TEXT PROVIDED:
— Start —
The first step is figuring out what size garden beds you want to build.  I actually went out into my garden and laid out stakes.  It was a great way to visualize the space, especially because our garden is on the side of our house and space is limited.  Measuring out a few different size beds allowed me to make sure everything fit the way I wanted it to.  

If you have a garden bed up against a fence or your house, I recommend not making it any wider than 3 feet.  Any wider than that and you will need access to both sides of the garden bed.  The longest I would make a garden bed is 8 feet to avoid them from bowing in the middle.

One last thing to consider is how tall you would like your garden beds.  The taller the beds, the less bending you will have to do; however, the more expensive they also get.  So consider cost with the size of garden bed you would like.  

Once you figure out the size of garden beds you would like and how many you want to build, you can figure out how much wood you will need and the cost.

I sketched everything out to figure out the cost of each bed.  In the end, I decided to build two 8ft x 3ft x 2ft beds and one 6ft x 3ft x 2ft bed.  



Getting Cedar Lumber

I printed off my project planner and wrote everything down that I needed to purchase for the raised beds.  See how we saved over $100 on lumber HERE.



As soon as we had the cedar lumber in the garage, I began cutting all the boards.

For an 8ft x 3ft x 2ft raised garden bed you will need the following:

8- 2 x 6 x 8′ boards

8- 2 x 6 x 3′ boards

4- 4 x 4 x 2′ posts

2- 2 x 6 x 2′ supports (supports should be used for 8ft beds)

3″ deck screws


For a 6ft x 3ft x 2ft bed you will need the following:

8- 2 x 6 x 6′ boards

8- 2 x 6 x 3′ boards

4- 4 x 4 x 2′ posts

3″ deck screws

It is common for the boards to fray when they are cut.  I used a metal file to lightly file the edges.



Building Raised Garden Beds

Start by building the longest sides first.  Place two posts out and then lay 4 boards on top. The most important step is making sure the top board is square with the post.  To do this, use a metal square to line everything up.  

Below you will notice the posts are sticking out just a little.  I made a rookie mistake.  The boards said they were 5 3/4″ ( 6″ boards are never 6″ wide exactly), however, I didn’t measure them ahead of time and they were actually 5 1/2″ instead of 5 3/4″.  I cut the posts 23″ long, which is an inch too long.   My husband helped me out by trimming the extra off to make the posts flush with the bottom board.  TIP- Measure everything because boards are never actually the length they say.
— End —
EXERCISE A: Recast the records from the line containing "y-tick-label: 1500 [148,337,177,352]" through the line containing "data-label: 9.84% [196,296,233,311]" as a JSON list of strings, one string per line.
The garden bed text and the records are unrelated material.

PROVIDED RECORDS:
— Start —
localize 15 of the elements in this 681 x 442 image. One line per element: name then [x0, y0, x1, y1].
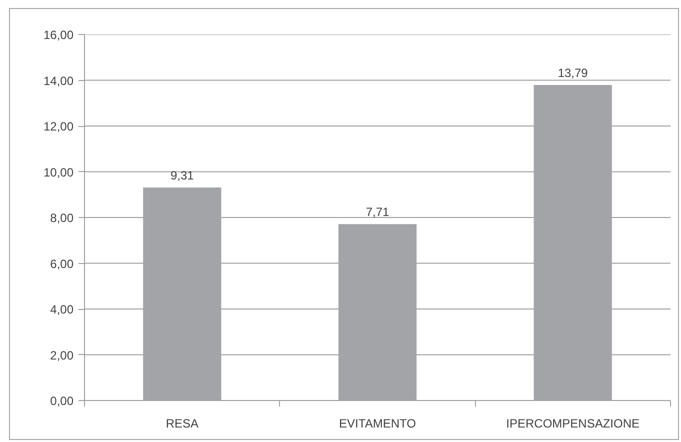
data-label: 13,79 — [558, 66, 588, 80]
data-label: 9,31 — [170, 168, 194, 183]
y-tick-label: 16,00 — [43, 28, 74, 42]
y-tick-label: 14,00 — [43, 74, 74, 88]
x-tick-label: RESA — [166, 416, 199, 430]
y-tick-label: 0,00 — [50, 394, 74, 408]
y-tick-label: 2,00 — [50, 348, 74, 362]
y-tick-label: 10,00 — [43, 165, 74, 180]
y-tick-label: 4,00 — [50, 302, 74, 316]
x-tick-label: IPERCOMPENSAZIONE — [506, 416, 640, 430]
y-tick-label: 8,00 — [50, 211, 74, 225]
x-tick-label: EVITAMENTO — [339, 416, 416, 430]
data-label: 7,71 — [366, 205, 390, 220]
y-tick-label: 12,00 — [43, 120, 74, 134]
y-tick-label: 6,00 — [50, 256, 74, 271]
— End —
— Start —
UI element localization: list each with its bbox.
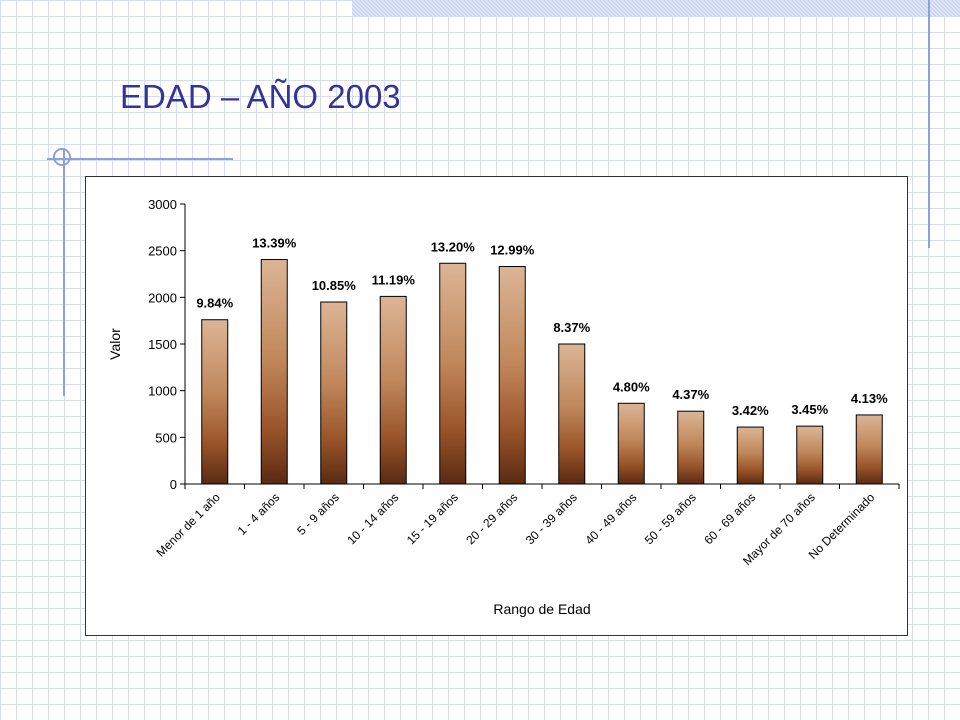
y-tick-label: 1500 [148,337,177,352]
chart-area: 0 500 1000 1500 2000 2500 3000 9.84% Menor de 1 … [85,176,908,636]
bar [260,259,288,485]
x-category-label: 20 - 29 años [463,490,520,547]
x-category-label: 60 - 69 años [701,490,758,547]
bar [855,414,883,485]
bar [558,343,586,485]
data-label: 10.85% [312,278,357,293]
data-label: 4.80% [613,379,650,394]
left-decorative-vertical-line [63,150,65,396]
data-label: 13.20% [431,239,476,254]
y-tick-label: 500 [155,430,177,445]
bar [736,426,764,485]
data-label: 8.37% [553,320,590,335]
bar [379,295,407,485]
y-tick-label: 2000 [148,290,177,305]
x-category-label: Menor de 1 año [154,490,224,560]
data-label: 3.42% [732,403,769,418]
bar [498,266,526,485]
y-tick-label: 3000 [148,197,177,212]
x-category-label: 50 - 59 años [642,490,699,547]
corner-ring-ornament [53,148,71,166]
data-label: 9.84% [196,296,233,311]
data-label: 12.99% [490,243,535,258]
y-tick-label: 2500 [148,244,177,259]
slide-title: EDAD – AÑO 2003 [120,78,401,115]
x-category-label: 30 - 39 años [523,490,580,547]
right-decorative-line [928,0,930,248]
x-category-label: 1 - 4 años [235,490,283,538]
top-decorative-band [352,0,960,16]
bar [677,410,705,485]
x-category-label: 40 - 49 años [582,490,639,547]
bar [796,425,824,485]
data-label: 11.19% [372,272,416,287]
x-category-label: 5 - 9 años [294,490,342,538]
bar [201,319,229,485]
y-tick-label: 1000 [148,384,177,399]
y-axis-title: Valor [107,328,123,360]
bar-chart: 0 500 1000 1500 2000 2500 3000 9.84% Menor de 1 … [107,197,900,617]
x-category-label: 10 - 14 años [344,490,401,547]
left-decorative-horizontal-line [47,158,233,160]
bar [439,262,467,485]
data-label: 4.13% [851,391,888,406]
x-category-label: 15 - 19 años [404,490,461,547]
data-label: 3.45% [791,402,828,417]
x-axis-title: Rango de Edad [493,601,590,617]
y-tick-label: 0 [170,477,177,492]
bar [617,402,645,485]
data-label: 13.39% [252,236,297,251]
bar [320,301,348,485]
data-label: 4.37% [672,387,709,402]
— End —
EXERCISE B: In the raised garden bed text, what is the maximum width recommended for a bed set against a fence or a house?

FULL OUTPUT A:
[
  "y-tick-label: 1500 [148,337,177,352]",
  "chart-area: 0 500 1000 1500 2000 2500 3000 9.84% Menor de 1 … [85,176,908,636]",
  "bar [260,259,288,485]",
  "x-category-label: 20 - 29 años [463,490,520,547]",
  "x-category-label: 60 - 69 años [701,490,758,547]",
  "bar [855,414,883,485]",
  "bar [558,343,586,485]",
  "data-label: 10.85% [312,278,357,293]",
  "data-label: 4.80% [613,379,650,394]",
  "left-decorative-vertical-line [63,150,65,396]",
  "data-label: 13.20% [431,239,476,254]",
  "y-tick-label: 500 [155,430,177,445]",
  "bar [736,426,764,485]",
  "data-label: 8.37% [553,320,590,335]",
  "bar [379,295,407,485]",
  "y-tick-label: 2000 [148,290,177,305]",
  "x-category-label: Menor de 1 año [154,490,224,560]",
  "data-label: 3.42% [732,403,769,418]",
  "bar [498,266,526,485]",
  "y-tick-label: 3000 [148,197,177,212]",
  "x-category-label: 50 - 59 años [642,490,699,547]",
  "corner-ring-ornament [53,148,71,166]",
  "data-label: 9.84% [196,296,233,311]"
]

FULL OUTPUT B: No wider than 3 feet.